>> START Data to process

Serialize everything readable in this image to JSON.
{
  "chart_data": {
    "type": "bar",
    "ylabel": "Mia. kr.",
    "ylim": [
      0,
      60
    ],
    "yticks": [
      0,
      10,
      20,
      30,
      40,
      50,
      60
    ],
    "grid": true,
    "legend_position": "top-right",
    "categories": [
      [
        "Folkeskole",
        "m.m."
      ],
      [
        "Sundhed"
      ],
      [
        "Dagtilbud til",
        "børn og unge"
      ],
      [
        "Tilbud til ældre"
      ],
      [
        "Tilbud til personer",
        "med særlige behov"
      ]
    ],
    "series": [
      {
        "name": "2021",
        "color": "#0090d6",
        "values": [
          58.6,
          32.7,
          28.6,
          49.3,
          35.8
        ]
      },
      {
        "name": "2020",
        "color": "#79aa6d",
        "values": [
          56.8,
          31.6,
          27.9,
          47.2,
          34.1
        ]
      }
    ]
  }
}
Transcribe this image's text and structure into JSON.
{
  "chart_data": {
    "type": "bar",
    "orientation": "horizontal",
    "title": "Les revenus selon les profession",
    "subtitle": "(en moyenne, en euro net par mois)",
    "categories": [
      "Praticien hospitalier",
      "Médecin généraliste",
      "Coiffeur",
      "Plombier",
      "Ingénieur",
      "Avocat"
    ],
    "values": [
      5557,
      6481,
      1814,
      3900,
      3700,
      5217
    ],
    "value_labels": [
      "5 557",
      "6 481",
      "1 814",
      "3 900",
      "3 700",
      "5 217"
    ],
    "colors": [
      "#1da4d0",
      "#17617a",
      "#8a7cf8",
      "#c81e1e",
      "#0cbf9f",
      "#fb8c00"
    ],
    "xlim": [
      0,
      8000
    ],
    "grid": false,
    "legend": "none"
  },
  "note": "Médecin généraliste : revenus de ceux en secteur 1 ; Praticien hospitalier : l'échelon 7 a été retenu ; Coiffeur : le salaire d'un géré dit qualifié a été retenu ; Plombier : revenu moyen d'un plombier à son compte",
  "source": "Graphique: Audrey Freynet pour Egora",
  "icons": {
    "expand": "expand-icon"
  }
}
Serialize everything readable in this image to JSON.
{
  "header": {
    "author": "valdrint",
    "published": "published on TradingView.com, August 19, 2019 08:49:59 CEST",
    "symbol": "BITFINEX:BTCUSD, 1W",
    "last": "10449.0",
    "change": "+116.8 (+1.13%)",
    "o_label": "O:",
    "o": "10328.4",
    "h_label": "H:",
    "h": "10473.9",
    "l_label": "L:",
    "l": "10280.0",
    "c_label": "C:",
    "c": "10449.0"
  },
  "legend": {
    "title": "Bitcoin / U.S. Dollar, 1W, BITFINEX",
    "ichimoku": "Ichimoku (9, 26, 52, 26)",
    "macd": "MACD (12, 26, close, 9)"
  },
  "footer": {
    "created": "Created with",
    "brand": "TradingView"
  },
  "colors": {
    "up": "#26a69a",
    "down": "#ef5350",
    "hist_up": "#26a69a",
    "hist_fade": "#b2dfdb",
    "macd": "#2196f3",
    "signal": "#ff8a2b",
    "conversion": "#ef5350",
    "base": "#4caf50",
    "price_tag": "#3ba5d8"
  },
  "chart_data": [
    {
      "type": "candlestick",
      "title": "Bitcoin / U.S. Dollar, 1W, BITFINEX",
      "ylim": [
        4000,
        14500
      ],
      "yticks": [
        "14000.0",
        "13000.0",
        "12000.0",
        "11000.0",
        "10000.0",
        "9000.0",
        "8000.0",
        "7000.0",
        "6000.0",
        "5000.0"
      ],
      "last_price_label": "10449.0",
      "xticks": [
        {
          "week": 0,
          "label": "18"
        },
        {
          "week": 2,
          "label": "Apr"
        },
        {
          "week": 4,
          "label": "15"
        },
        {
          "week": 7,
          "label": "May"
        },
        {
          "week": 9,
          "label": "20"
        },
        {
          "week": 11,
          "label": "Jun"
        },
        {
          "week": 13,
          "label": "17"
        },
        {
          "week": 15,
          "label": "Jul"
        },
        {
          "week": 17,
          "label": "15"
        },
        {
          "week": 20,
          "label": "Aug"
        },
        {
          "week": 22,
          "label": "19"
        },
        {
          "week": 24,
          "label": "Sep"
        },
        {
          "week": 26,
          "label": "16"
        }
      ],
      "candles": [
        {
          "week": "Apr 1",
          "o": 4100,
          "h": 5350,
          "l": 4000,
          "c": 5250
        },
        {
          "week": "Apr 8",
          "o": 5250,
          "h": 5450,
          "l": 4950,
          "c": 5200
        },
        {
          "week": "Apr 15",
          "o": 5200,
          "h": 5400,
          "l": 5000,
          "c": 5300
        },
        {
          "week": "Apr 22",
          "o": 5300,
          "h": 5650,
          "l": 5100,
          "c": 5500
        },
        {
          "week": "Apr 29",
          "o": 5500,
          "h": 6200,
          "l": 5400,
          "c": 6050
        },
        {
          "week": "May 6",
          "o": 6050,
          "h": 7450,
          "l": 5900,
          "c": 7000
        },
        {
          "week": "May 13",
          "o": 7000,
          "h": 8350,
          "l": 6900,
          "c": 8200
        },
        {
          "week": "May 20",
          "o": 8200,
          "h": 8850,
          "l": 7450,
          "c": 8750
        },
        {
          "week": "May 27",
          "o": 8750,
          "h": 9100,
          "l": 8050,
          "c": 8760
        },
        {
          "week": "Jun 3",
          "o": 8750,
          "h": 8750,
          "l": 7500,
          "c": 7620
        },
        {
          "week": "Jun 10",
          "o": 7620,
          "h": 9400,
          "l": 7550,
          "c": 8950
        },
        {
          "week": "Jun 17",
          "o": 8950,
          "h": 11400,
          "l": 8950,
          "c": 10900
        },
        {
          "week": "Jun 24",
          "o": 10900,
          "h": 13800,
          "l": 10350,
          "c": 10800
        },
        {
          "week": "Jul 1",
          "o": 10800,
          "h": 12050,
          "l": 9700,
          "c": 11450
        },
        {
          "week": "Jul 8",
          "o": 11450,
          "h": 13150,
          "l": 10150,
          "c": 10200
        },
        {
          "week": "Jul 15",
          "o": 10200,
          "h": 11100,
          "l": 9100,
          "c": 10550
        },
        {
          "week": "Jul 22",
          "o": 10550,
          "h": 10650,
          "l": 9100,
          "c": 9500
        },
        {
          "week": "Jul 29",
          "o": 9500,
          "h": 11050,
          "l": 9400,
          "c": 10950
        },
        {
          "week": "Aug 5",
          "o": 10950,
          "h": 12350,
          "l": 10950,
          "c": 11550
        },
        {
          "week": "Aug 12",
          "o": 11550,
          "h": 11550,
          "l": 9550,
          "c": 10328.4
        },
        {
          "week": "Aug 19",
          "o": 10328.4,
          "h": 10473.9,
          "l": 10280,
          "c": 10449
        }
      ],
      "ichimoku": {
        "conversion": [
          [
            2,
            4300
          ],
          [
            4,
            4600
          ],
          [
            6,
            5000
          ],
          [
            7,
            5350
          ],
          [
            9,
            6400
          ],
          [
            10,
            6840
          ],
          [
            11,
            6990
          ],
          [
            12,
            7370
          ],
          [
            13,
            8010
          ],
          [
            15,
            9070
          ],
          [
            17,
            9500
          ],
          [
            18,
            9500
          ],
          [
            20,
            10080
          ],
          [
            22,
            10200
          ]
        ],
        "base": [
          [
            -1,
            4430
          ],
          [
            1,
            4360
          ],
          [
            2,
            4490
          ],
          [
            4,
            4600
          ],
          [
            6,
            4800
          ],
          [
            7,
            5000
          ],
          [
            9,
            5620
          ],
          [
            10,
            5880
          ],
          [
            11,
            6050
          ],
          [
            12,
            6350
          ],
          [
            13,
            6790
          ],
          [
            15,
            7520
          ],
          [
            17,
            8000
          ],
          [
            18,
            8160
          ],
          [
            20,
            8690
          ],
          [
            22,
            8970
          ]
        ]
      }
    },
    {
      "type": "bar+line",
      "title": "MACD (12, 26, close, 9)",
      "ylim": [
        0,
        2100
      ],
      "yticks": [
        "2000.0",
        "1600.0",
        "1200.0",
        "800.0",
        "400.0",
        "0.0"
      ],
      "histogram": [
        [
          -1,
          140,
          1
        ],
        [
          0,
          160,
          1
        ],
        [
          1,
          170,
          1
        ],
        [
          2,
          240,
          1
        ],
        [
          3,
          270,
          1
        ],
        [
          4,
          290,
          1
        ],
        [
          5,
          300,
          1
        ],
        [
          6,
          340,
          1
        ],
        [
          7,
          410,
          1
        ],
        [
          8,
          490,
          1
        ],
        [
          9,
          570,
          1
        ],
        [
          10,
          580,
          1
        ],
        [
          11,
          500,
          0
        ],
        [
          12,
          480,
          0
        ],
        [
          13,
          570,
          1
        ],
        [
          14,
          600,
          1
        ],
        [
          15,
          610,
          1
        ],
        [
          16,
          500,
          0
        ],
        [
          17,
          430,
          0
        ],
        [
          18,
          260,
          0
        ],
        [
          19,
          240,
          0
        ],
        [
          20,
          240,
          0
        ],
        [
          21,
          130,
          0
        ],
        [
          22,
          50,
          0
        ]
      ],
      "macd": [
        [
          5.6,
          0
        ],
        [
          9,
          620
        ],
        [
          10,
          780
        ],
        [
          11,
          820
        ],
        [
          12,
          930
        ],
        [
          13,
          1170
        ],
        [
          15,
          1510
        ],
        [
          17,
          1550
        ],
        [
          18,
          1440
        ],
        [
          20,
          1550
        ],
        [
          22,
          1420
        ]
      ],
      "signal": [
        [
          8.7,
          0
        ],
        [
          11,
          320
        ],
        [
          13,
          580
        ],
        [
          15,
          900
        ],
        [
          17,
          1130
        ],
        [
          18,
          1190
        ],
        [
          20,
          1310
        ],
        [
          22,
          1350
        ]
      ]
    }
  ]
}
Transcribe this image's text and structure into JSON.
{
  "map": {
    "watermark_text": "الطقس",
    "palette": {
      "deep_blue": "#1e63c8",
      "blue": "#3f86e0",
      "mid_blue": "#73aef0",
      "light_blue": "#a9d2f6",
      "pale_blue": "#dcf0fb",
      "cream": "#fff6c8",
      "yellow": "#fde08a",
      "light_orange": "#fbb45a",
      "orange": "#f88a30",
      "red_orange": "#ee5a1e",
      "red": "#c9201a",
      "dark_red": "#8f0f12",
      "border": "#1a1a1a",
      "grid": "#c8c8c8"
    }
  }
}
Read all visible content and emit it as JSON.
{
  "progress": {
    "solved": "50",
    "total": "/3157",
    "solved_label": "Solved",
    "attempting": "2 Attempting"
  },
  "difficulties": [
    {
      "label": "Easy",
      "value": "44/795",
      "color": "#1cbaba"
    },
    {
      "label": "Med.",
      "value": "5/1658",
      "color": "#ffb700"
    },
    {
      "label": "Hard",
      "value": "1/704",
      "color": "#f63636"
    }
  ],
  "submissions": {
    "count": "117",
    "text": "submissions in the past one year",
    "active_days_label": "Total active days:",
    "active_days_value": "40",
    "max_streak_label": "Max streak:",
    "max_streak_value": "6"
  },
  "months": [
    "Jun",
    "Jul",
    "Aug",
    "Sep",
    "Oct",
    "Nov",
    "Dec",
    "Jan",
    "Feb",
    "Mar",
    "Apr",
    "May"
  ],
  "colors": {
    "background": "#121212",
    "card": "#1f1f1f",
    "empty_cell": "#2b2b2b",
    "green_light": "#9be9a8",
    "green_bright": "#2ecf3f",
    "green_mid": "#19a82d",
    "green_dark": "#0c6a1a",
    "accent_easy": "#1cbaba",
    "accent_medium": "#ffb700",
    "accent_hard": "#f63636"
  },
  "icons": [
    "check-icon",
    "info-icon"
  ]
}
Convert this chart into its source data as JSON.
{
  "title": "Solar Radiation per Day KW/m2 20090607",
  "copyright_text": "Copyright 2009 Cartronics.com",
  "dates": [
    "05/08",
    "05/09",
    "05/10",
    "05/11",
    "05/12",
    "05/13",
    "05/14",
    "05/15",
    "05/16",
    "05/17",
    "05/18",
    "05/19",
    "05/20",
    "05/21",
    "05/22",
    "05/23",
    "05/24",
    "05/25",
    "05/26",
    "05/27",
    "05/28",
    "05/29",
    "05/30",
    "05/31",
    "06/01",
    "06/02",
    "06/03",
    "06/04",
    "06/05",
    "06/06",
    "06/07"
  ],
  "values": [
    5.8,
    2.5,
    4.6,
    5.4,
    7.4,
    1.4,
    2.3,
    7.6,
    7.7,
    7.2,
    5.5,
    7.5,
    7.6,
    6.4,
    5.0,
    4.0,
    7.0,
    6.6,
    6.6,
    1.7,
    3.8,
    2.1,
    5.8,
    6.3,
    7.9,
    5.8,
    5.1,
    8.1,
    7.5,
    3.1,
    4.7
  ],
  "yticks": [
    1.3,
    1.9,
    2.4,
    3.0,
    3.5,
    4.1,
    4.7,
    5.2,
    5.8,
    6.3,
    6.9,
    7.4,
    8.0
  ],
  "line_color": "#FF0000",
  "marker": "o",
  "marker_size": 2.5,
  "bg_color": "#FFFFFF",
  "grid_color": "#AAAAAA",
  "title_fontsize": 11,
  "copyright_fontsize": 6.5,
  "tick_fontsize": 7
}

>> END Data to process

### To do
Look over the records above and copy each line that includes the string "Plombier".

### Reply
      "Plombier",
  "note": "Médecin généraliste : revenus de ceux en secteur 1 ; Praticien hospitalier : l'échelon 7 a été retenu ; Coiffeur : le salaire d'un géré dit qualifié a été retenu ; Plombier : revenu moyen d'un plombier à son compte",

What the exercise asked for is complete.